--- PROBLEM ---
Scan the data beneath this task and copy each line that includes "knee".

◇ ◇ ◇ ◇ ◇ ◇ ◇

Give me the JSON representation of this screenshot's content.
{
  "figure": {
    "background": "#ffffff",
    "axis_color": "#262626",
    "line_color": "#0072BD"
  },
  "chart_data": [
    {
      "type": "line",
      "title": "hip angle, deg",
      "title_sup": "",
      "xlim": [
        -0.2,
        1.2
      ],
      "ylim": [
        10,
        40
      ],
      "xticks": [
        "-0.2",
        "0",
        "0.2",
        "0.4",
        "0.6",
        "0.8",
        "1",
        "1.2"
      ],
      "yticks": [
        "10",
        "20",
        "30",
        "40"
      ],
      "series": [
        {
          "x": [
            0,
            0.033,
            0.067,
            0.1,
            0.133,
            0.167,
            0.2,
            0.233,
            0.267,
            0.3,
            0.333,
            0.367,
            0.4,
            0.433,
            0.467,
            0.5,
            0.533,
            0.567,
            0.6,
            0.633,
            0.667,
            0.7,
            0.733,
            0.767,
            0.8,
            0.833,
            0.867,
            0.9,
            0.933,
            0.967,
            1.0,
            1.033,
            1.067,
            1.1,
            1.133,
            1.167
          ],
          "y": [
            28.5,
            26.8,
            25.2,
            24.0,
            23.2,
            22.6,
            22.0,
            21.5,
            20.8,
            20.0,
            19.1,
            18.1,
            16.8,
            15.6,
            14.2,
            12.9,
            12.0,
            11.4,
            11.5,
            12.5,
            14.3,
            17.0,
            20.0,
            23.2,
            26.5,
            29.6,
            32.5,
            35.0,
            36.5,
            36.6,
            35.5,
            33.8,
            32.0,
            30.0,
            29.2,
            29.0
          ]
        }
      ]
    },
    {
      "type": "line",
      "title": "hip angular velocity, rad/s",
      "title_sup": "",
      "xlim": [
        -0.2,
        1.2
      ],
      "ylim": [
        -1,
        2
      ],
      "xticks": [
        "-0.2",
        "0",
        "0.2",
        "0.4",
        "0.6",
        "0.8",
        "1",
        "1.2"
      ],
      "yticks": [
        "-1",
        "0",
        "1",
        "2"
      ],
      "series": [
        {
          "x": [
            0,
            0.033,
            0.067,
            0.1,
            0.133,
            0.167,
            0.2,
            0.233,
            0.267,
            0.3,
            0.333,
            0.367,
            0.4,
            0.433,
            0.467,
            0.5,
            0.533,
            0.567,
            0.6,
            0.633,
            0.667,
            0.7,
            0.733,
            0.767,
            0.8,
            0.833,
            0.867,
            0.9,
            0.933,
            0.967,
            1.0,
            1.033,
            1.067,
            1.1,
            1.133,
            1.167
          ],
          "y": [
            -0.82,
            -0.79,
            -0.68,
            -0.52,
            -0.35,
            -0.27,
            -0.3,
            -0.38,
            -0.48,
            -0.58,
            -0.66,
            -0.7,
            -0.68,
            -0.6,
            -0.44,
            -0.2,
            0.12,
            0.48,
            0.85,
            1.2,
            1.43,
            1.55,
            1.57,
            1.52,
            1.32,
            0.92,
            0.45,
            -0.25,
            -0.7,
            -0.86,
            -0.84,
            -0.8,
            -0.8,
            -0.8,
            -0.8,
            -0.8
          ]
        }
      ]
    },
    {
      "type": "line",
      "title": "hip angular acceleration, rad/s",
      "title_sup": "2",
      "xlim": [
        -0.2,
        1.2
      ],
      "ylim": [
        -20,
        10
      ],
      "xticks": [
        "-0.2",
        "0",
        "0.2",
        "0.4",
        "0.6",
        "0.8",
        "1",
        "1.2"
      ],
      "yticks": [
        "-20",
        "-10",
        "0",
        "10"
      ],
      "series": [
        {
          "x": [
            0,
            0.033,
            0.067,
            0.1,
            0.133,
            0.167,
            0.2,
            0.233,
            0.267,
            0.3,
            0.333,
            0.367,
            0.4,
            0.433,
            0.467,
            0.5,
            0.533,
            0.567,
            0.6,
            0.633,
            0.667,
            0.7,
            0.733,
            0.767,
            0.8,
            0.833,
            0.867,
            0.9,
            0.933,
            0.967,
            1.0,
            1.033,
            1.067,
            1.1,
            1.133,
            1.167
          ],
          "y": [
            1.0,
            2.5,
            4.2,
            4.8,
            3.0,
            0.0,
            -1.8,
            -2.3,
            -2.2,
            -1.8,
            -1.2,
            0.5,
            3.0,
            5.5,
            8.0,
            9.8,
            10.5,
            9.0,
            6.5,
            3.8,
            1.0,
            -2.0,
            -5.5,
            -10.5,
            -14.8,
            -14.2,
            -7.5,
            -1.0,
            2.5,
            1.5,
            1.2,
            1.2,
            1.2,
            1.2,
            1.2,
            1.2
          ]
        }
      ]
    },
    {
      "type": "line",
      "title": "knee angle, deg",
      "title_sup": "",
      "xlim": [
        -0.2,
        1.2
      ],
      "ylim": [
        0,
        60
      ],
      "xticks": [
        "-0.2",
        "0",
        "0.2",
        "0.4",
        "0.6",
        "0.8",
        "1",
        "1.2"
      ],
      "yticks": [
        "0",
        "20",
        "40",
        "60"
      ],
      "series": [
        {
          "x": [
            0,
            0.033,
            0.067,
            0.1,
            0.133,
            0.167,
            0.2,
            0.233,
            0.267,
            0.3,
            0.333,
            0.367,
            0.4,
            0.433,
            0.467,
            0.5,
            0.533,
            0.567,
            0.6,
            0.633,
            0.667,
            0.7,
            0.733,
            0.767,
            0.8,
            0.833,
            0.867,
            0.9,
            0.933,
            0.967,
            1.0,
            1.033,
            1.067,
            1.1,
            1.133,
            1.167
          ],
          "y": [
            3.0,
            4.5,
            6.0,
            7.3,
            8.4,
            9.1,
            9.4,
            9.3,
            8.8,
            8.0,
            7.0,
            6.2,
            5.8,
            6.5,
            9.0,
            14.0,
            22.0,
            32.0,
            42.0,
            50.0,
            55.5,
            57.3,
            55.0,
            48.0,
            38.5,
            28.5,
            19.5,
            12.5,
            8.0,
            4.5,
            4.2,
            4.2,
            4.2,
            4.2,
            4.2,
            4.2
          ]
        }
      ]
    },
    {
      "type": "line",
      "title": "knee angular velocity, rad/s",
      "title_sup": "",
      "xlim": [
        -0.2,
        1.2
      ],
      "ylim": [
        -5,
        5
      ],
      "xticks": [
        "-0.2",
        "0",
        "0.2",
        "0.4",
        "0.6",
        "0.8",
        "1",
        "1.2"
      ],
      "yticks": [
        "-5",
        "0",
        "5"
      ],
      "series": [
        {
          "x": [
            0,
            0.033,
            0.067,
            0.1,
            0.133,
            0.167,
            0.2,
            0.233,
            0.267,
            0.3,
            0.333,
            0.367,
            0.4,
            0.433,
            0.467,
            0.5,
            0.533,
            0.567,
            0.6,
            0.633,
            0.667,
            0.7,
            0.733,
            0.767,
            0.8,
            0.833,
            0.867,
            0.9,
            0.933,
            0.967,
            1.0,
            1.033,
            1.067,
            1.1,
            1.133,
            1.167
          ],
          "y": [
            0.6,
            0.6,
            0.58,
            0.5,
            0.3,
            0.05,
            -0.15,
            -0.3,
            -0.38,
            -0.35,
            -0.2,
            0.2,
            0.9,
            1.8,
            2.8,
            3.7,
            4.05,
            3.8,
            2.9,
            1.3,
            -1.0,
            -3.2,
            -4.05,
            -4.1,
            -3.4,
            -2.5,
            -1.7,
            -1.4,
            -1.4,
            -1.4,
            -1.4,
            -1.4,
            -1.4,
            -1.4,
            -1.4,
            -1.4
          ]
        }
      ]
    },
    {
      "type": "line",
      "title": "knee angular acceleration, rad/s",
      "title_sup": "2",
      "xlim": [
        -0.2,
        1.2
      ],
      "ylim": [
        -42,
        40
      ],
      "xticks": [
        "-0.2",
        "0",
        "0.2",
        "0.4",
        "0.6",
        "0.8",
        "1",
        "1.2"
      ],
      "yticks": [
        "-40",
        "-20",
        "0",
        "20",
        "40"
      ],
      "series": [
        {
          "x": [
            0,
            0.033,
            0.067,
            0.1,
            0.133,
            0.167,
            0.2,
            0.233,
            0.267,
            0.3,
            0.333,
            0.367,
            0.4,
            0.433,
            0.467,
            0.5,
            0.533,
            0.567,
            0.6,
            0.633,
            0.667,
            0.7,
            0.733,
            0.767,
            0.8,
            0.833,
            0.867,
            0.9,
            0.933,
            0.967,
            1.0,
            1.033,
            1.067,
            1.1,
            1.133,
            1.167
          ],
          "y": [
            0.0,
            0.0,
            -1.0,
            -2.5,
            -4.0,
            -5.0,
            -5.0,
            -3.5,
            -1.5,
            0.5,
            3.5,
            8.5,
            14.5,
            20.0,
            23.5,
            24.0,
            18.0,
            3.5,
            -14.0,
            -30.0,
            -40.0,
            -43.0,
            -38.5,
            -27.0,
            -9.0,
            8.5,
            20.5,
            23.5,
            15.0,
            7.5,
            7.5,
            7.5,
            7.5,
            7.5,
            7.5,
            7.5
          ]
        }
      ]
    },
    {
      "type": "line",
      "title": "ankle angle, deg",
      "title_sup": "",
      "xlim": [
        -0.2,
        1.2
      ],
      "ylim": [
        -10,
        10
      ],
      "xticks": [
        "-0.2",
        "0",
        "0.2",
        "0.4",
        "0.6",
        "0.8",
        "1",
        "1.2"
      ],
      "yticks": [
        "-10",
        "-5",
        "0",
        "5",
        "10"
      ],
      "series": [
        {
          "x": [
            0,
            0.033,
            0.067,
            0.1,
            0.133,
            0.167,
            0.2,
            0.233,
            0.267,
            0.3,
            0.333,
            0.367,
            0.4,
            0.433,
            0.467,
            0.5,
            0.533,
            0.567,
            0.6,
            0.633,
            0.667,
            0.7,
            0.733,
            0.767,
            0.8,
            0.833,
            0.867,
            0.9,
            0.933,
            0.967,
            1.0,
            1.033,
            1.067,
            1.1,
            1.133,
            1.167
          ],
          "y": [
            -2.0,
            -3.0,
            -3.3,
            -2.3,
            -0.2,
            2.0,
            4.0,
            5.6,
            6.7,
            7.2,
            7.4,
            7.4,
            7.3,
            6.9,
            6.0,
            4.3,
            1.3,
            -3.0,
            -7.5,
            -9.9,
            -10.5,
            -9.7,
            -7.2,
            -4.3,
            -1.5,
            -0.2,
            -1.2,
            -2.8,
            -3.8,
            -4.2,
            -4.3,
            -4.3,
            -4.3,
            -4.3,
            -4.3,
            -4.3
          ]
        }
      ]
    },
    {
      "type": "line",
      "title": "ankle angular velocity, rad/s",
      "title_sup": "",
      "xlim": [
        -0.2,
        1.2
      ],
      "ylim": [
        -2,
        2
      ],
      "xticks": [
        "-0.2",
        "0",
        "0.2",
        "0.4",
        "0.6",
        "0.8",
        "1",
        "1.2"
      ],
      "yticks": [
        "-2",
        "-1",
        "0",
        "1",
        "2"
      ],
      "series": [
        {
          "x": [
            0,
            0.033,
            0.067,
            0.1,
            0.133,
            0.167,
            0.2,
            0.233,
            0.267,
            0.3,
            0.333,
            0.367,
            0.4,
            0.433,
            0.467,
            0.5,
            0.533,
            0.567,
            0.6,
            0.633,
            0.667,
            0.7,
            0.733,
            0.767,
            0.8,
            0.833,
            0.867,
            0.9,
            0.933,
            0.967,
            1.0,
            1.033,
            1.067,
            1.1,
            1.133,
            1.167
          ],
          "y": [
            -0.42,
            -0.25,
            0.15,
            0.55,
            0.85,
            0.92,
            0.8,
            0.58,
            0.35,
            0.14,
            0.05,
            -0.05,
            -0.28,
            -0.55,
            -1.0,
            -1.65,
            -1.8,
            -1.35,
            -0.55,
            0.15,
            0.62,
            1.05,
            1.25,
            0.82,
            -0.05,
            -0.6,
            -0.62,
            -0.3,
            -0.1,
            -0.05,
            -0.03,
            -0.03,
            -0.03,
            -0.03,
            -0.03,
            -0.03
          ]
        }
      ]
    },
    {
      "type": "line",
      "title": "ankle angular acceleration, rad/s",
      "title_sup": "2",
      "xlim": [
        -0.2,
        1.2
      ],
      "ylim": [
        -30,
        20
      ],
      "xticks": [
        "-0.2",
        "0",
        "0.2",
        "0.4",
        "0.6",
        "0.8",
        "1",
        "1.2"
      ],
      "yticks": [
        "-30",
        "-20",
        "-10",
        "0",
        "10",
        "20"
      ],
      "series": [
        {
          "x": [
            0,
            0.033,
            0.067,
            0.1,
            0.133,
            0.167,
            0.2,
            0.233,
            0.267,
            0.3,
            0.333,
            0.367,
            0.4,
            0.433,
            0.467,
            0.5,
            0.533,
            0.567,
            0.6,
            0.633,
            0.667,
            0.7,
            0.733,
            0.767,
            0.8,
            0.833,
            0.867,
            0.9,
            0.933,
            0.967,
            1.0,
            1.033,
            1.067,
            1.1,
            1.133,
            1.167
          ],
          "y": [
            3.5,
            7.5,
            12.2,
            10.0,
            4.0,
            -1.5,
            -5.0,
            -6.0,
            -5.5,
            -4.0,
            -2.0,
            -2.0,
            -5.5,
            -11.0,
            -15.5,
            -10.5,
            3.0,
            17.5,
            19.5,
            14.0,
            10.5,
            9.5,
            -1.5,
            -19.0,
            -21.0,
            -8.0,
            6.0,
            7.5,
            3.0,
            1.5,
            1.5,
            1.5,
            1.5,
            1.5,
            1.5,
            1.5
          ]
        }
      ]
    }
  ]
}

◇ ◇ ◇ ◇ ◇ ◇ ◇

--- RESULT OF THIS TASK ---
      "title": "knee angle, deg",
      "title": "knee angular velocity, rad/s",
      "title": "knee angular acceleration, rad/s",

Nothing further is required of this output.